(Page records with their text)
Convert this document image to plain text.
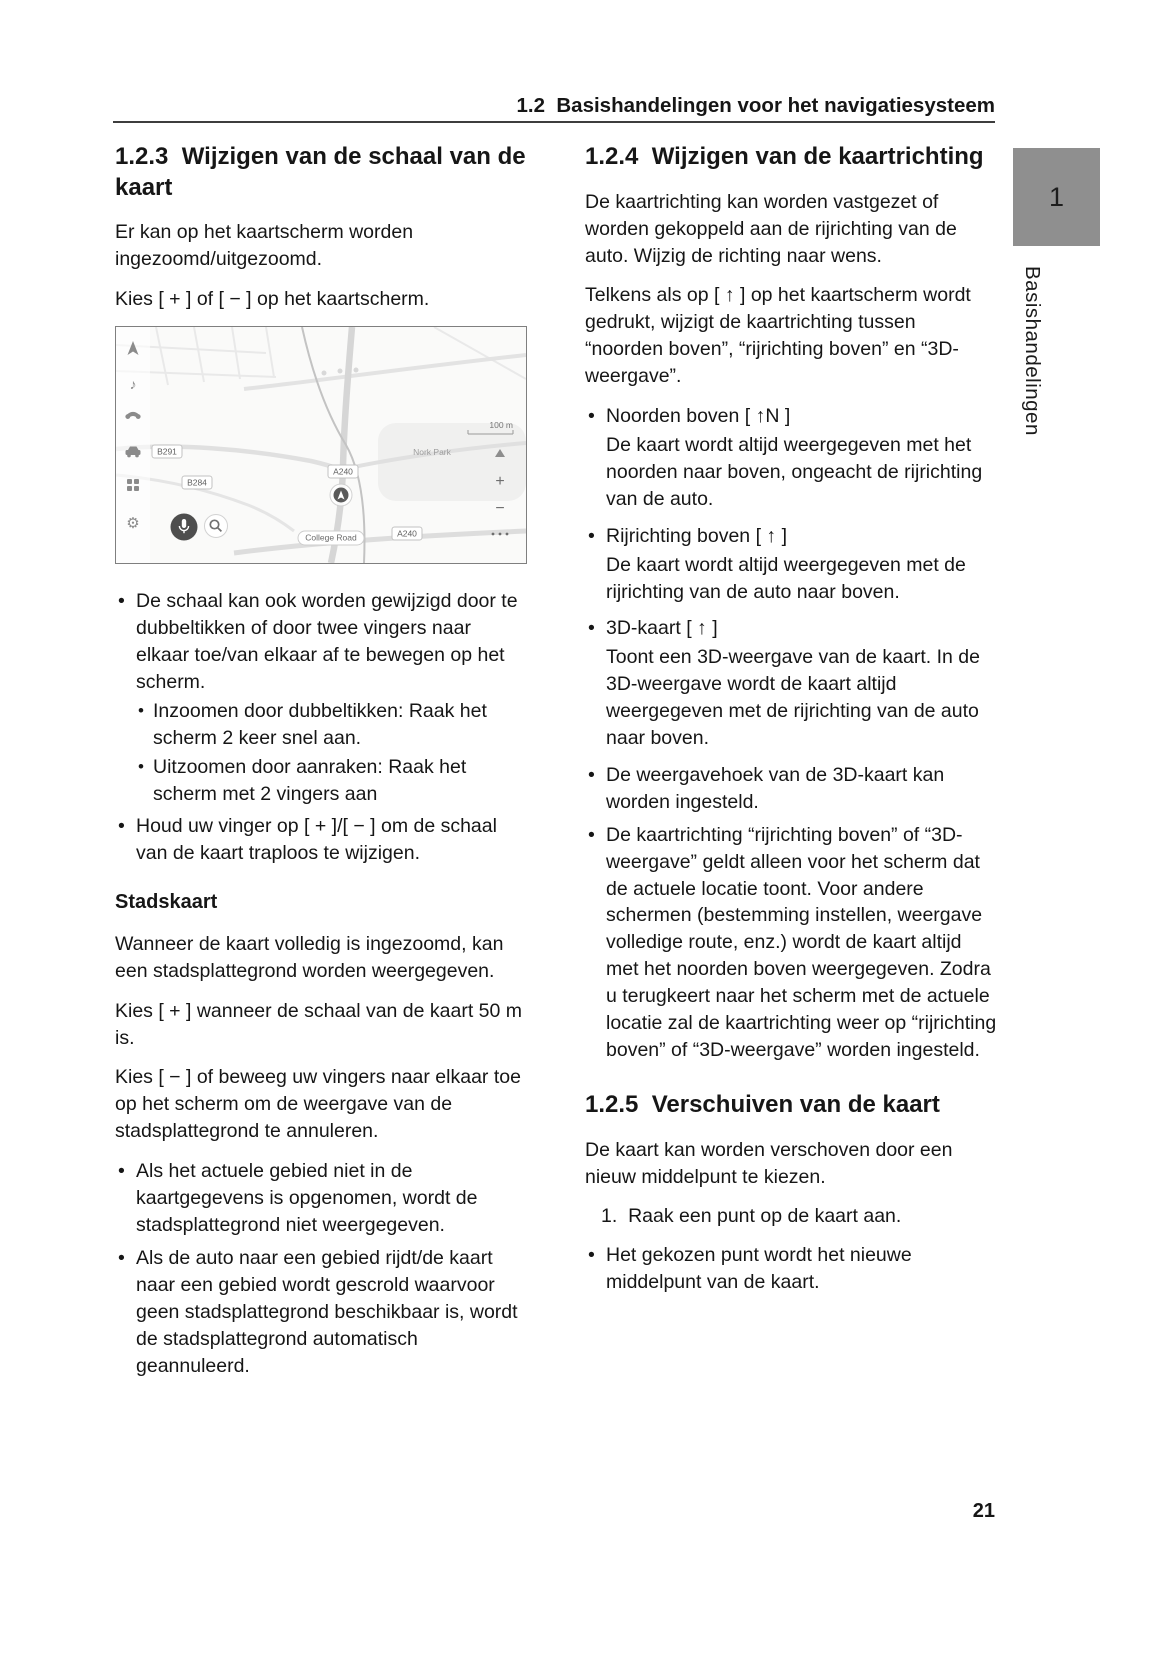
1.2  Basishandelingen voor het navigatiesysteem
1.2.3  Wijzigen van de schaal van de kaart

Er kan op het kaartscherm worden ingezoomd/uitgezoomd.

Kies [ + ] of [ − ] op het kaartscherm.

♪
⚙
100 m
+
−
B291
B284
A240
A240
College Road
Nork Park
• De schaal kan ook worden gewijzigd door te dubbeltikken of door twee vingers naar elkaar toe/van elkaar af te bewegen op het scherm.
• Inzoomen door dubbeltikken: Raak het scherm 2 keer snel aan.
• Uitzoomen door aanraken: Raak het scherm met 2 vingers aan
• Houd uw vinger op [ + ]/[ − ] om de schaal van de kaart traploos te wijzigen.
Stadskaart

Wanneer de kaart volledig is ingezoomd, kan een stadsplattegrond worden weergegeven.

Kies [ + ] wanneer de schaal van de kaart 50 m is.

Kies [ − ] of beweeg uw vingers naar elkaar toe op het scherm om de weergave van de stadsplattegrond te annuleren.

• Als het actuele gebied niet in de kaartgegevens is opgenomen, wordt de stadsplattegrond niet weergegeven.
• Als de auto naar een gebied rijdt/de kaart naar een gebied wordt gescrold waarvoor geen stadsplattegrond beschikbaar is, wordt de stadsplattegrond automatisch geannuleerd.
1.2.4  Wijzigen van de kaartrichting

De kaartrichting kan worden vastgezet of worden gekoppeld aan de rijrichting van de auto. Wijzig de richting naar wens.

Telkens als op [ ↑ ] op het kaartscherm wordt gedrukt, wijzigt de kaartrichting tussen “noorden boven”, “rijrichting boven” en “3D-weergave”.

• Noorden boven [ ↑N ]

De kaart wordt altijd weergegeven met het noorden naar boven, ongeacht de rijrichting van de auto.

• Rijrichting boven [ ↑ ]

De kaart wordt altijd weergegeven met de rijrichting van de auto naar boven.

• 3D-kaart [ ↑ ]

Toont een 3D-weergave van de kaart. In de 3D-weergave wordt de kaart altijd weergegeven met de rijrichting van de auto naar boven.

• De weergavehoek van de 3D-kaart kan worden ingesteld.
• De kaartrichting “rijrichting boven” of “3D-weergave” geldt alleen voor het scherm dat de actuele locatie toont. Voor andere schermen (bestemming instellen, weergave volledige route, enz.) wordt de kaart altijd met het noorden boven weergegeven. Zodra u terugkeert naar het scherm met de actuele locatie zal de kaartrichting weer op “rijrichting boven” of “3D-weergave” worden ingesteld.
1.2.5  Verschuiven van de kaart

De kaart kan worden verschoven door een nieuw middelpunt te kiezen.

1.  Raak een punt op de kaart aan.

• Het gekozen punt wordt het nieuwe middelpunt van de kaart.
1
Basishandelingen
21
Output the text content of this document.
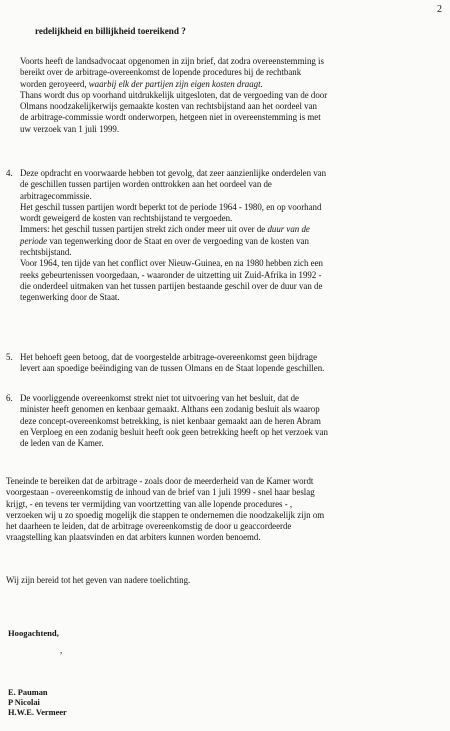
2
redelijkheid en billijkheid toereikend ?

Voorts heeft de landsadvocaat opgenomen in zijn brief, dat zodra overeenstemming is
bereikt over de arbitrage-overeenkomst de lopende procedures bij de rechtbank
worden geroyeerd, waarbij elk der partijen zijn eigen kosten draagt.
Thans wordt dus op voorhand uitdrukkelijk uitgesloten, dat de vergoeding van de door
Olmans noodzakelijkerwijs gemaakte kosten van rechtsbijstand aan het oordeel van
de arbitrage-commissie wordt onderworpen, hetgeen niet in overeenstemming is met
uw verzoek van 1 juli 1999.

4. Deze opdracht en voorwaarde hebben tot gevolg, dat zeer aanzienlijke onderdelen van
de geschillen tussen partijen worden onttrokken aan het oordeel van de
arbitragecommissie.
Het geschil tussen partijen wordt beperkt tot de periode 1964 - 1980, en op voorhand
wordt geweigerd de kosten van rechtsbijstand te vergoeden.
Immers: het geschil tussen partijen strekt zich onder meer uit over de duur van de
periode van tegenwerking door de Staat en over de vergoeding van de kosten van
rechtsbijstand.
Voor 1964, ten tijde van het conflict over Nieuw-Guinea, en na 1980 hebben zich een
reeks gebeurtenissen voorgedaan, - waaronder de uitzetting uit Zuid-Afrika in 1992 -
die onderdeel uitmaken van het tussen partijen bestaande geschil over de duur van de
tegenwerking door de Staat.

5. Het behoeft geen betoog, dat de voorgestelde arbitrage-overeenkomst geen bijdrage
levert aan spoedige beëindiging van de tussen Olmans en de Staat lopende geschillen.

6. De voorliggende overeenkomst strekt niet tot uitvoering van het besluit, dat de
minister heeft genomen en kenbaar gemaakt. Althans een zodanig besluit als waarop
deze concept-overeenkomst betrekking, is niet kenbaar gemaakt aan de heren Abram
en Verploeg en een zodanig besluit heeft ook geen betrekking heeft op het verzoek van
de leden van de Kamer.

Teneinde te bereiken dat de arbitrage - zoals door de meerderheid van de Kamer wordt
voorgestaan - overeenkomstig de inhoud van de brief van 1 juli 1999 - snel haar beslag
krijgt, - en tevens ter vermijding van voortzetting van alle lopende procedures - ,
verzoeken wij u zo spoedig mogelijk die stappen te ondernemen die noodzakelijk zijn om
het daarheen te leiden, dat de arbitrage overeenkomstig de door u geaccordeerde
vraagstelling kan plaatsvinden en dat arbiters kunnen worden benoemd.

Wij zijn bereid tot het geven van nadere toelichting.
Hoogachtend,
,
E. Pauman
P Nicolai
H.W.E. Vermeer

- What needs to be done: Produce the entries above once more, exactly as given, with each picture left out.

- Answer box:
Convert this document image to plain text.
1.2  Basishandelingen voor het navigatiesysteem
1.2.3  Wijzigen van de schaal van de kaart

Er kan op het kaartscherm worden ingezoomd/uitgezoomd.

Kies [ + ] of [ − ] op het kaartscherm.

♪
⚙
100 m
+
−
B291
B284
A240
A240
College Road
Nork Park
• De schaal kan ook worden gewijzigd door te dubbeltikken of door twee vingers naar elkaar toe/van elkaar af te bewegen op het scherm.
• Inzoomen door dubbeltikken: Raak het scherm 2 keer snel aan.
• Uitzoomen door aanraken: Raak het scherm met 2 vingers aan
• Houd uw vinger op [ + ]/[ − ] om de schaal van de kaart traploos te wijzigen.
Stadskaart

Wanneer de kaart volledig is ingezoomd, kan een stadsplattegrond worden weergegeven.

Kies [ + ] wanneer de schaal van de kaart 50 m is.

Kies [ − ] of beweeg uw vingers naar elkaar toe op het scherm om de weergave van de stadsplattegrond te annuleren.

• Als het actuele gebied niet in de kaartgegevens is opgenomen, wordt de stadsplattegrond niet weergegeven.
• Als de auto naar een gebied rijdt/de kaart naar een gebied wordt gescrold waarvoor geen stadsplattegrond beschikbaar is, wordt de stadsplattegrond automatisch geannuleerd.
1.2.4  Wijzigen van de kaartrichting

De kaartrichting kan worden vastgezet of worden gekoppeld aan de rijrichting van de auto. Wijzig de richting naar wens.

Telkens als op [ ↑ ] op het kaartscherm wordt gedrukt, wijzigt de kaartrichting tussen “noorden boven”, “rijrichting boven” en “3D-weergave”.

• Noorden boven [ ↑N ]

De kaart wordt altijd weergegeven met het noorden naar boven, ongeacht de rijrichting van de auto.

• Rijrichting boven [ ↑ ]

De kaart wordt altijd weergegeven met de rijrichting van de auto naar boven.

• 3D-kaart [ ↑ ]

Toont een 3D-weergave van de kaart. In de 3D-weergave wordt de kaart altijd weergegeven met de rijrichting van de auto naar boven.

• De weergavehoek van de 3D-kaart kan worden ingesteld.
• De kaartrichting “rijrichting boven” of “3D-weergave” geldt alleen voor het scherm dat de actuele locatie toont. Voor andere schermen (bestemming instellen, weergave volledige route, enz.) wordt de kaart altijd met het noorden boven weergegeven. Zodra u terugkeert naar het scherm met de actuele locatie zal de kaartrichting weer op “rijrichting boven” of “3D-weergave” worden ingesteld.
1.2.5  Verschuiven van de kaart

De kaart kan worden verschoven door een nieuw middelpunt te kiezen.

1.  Raak een punt op de kaart aan.

• Het gekozen punt wordt het nieuwe middelpunt van de kaart.
1
Basishandelingen
21
Output the text content of this document.
2
redelijkheid en billijkheid toereikend ?

Voorts heeft de landsadvocaat opgenomen in zijn brief, dat zodra overeenstemming is
bereikt over de arbitrage-overeenkomst de lopende procedures bij de rechtbank
worden geroyeerd, waarbij elk der partijen zijn eigen kosten draagt.
Thans wordt dus op voorhand uitdrukkelijk uitgesloten, dat de vergoeding van de door
Olmans noodzakelijkerwijs gemaakte kosten van rechtsbijstand aan het oordeel van
de arbitrage-commissie wordt onderworpen, hetgeen niet in overeenstemming is met
uw verzoek van 1 juli 1999.

4. Deze opdracht en voorwaarde hebben tot gevolg, dat zeer aanzienlijke onderdelen van
de geschillen tussen partijen worden onttrokken aan het oordeel van de
arbitragecommissie.
Het geschil tussen partijen wordt beperkt tot de periode 1964 - 1980, en op voorhand
wordt geweigerd de kosten van rechtsbijstand te vergoeden.
Immers: het geschil tussen partijen strekt zich onder meer uit over de duur van de
periode van tegenwerking door de Staat en over de vergoeding van de kosten van
rechtsbijstand.
Voor 1964, ten tijde van het conflict over Nieuw-Guinea, en na 1980 hebben zich een
reeks gebeurtenissen voorgedaan, - waaronder de uitzetting uit Zuid-Afrika in 1992 -
die onderdeel uitmaken van het tussen partijen bestaande geschil over de duur van de
tegenwerking door de Staat.

5. Het behoeft geen betoog, dat de voorgestelde arbitrage-overeenkomst geen bijdrage
levert aan spoedige beëindiging van de tussen Olmans en de Staat lopende geschillen.

6. De voorliggende overeenkomst strekt niet tot uitvoering van het besluit, dat de
minister heeft genomen en kenbaar gemaakt. Althans een zodanig besluit als waarop
deze concept-overeenkomst betrekking, is niet kenbaar gemaakt aan de heren Abram
en Verploeg en een zodanig besluit heeft ook geen betrekking heeft op het verzoek van
de leden van de Kamer.

Teneinde te bereiken dat de arbitrage - zoals door de meerderheid van de Kamer wordt
voorgestaan - overeenkomstig de inhoud van de brief van 1 juli 1999 - snel haar beslag
krijgt, - en tevens ter vermijding van voortzetting van alle lopende procedures - ,
verzoeken wij u zo spoedig mogelijk die stappen te ondernemen die noodzakelijk zijn om
het daarheen te leiden, dat de arbitrage overeenkomstig de door u geaccordeerde
vraagstelling kan plaatsvinden en dat arbiters kunnen worden benoemd.

Wij zijn bereid tot het geven van nadere toelichting.
Hoogachtend,
,
E. Pauman
P Nicolai
H.W.E. Vermeer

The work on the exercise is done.